_Exercise directions_
Give only the number of lines in the data that contain the word "name".

_Record excerpts_

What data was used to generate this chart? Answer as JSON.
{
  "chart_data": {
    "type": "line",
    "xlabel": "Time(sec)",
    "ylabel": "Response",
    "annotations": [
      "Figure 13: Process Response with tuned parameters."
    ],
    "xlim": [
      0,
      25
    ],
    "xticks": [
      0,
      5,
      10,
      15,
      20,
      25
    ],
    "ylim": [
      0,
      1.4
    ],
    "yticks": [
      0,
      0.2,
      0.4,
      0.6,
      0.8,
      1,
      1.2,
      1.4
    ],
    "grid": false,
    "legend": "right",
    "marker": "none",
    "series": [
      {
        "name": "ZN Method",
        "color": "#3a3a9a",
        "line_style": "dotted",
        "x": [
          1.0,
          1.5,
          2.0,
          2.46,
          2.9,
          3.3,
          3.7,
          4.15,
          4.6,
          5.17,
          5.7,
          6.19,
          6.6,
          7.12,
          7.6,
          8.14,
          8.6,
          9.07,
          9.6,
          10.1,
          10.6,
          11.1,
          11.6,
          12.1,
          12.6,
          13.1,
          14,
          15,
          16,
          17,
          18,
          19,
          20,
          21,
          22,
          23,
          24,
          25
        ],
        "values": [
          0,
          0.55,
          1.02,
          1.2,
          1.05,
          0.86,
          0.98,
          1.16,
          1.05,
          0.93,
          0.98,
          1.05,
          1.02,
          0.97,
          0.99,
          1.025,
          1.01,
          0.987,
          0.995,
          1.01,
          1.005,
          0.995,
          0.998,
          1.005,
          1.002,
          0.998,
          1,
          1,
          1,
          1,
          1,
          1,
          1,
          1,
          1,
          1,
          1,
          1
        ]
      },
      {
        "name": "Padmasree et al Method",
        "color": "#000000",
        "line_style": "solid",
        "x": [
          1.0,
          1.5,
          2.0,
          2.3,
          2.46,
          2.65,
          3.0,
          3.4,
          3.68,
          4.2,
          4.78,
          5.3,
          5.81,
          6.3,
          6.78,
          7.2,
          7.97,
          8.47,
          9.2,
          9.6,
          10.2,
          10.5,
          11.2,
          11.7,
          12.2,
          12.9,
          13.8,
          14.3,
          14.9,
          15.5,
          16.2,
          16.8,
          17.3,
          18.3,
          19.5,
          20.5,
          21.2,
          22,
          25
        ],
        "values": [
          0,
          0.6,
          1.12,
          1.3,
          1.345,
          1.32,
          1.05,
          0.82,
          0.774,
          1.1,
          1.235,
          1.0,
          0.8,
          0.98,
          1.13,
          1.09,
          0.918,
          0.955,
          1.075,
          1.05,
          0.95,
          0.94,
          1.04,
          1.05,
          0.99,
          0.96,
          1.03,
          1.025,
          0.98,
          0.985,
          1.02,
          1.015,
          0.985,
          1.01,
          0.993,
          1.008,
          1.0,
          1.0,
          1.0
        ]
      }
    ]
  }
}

_Task output_
2